* **TASK OBJECTIVE**:
Collect from the data below each line with "Kunjungan".

* **DATA**:
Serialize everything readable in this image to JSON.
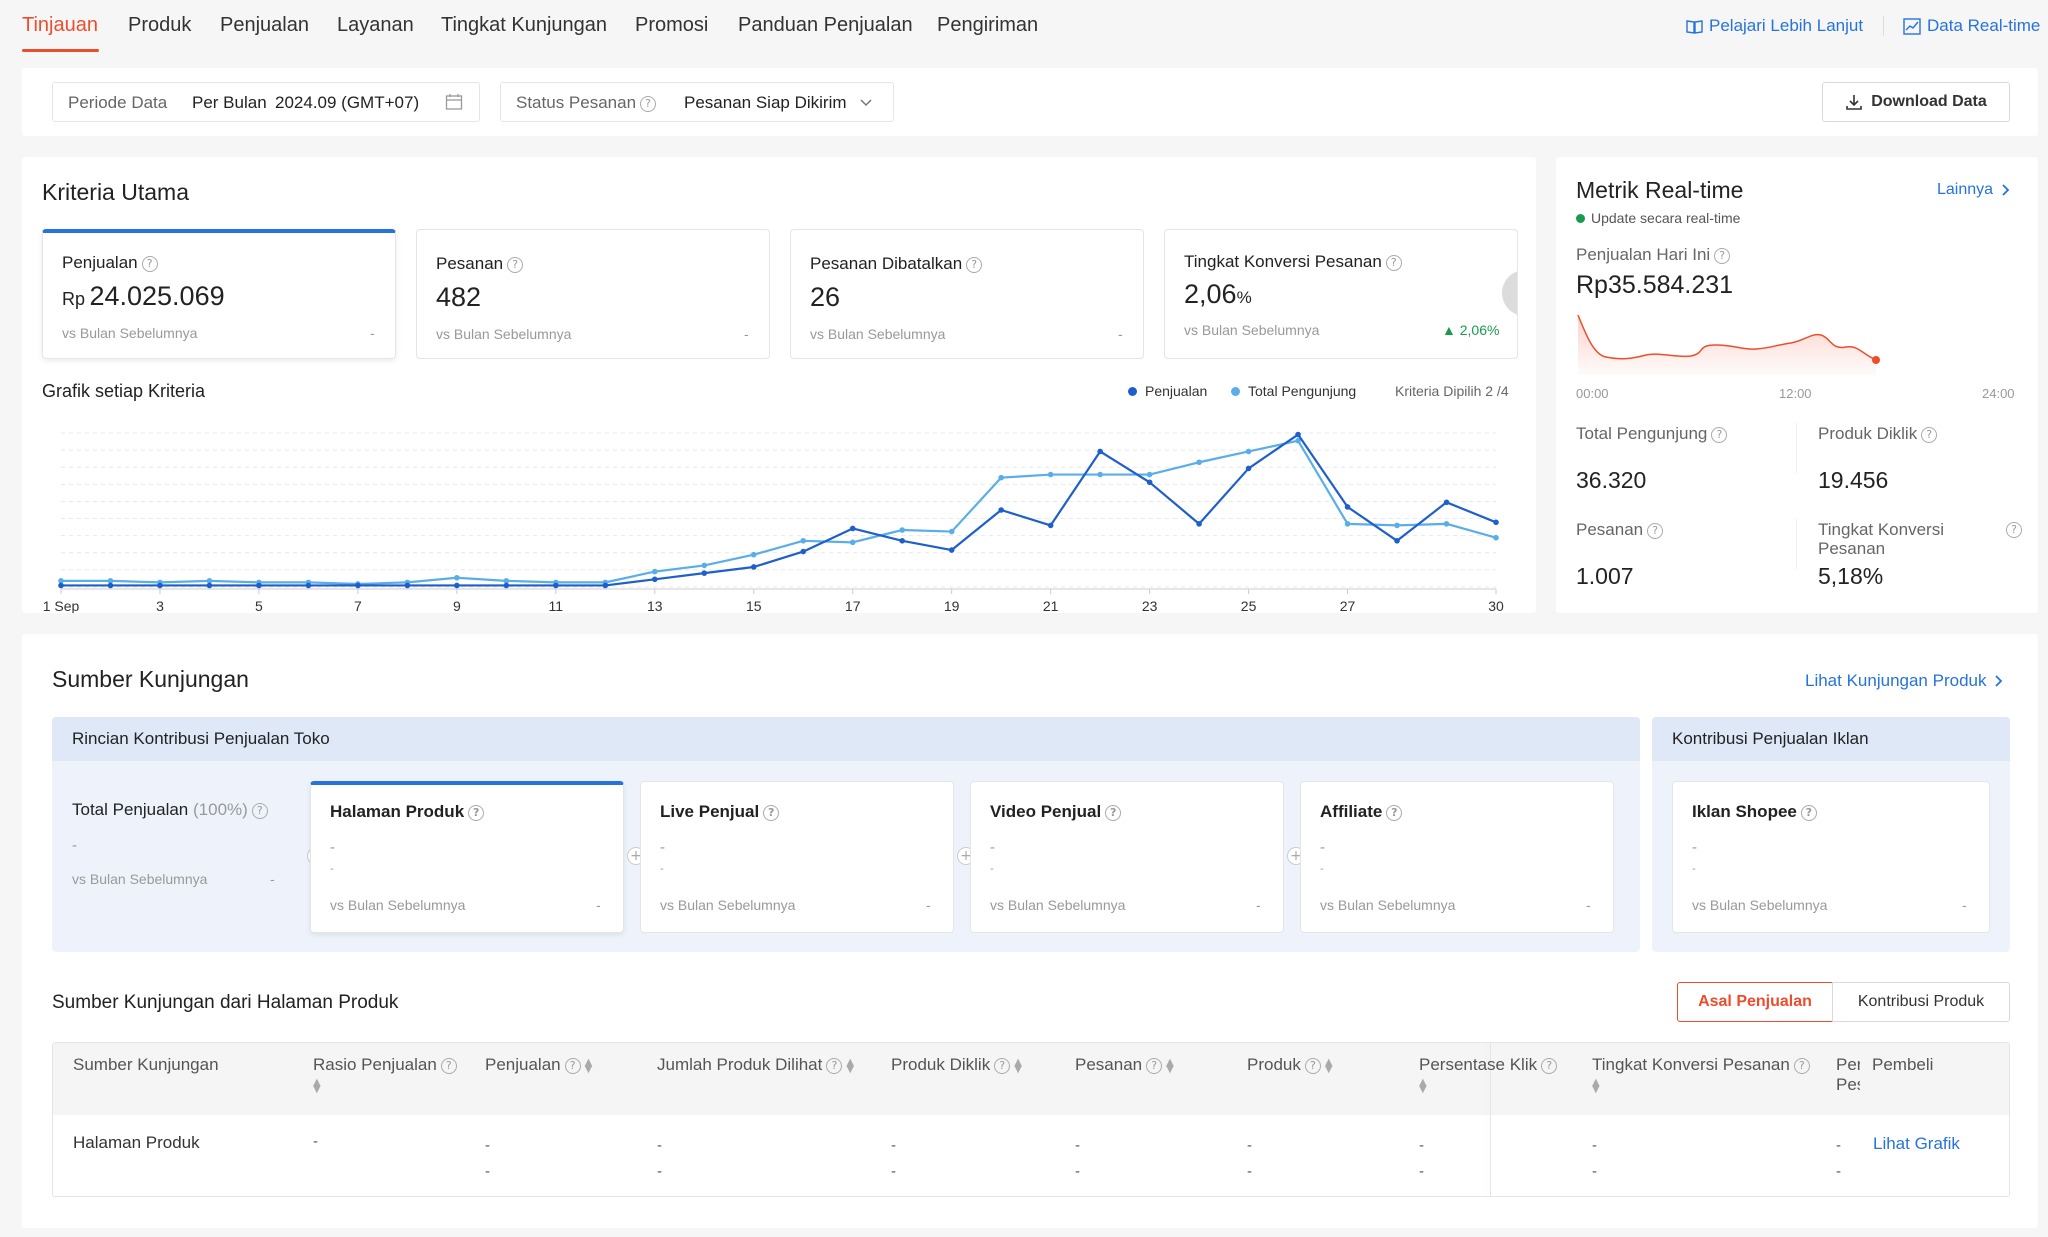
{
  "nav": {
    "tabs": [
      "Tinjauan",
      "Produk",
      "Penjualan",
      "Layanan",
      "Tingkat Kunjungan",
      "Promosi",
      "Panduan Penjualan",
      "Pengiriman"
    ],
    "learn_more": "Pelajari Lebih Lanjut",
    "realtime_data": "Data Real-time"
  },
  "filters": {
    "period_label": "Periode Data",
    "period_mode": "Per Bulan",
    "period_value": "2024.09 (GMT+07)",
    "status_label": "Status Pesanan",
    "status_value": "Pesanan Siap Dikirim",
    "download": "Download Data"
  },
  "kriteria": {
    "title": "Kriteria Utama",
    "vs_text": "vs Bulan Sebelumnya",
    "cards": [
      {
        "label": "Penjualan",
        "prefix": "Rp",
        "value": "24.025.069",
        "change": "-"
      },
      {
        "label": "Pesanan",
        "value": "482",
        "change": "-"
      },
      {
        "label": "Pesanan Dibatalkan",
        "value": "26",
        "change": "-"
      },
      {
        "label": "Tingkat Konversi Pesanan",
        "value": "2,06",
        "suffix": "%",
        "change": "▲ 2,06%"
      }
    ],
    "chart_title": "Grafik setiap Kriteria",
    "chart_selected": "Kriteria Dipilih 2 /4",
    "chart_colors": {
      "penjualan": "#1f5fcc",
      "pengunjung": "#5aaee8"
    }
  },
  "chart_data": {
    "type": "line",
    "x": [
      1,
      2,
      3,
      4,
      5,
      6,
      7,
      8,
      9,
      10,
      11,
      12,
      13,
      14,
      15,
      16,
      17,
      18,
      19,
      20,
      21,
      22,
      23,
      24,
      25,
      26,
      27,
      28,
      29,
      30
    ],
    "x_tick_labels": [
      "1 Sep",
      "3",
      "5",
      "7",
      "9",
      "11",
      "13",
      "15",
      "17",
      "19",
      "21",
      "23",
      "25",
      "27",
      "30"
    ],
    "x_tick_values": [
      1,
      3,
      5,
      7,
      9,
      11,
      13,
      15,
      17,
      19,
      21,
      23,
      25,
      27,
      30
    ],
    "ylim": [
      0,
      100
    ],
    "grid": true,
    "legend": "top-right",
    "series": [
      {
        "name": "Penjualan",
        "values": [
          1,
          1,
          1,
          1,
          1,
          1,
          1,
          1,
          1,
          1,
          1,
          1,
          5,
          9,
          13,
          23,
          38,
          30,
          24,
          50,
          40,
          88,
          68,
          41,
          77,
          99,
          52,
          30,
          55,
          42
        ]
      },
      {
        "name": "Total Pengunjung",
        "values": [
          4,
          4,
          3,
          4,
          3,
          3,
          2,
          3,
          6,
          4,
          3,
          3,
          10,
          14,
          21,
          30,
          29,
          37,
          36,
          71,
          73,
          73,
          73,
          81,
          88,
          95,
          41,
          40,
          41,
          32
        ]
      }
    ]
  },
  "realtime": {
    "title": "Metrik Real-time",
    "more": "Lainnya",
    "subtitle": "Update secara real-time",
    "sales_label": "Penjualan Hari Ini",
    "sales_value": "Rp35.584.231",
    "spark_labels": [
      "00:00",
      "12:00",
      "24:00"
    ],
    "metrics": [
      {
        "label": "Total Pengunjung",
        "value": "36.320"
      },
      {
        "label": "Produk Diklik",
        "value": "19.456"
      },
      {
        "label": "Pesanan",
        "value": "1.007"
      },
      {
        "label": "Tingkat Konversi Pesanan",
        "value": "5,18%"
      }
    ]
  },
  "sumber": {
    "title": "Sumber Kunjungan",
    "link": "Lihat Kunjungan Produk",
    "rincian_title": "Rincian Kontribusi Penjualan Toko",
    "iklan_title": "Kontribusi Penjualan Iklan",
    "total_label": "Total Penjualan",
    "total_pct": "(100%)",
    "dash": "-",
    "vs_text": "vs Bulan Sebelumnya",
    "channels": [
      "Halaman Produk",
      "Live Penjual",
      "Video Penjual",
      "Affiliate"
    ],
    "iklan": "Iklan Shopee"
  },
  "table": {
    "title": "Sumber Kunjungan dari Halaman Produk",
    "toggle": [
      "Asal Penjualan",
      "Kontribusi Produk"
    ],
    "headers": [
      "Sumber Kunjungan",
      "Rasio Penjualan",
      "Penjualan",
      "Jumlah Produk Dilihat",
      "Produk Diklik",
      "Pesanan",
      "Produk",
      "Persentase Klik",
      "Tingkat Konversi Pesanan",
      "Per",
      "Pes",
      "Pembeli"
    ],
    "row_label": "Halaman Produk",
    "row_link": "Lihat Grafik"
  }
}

* **COMPLETED TASK**:
      "Tingkat Kunjungan",
    "title": "Sumber Kunjungan",
    "link": "Lihat Kunjungan Produk",
    "title": "Sumber Kunjungan dari Halaman Produk",
      "Sumber Kunjungan",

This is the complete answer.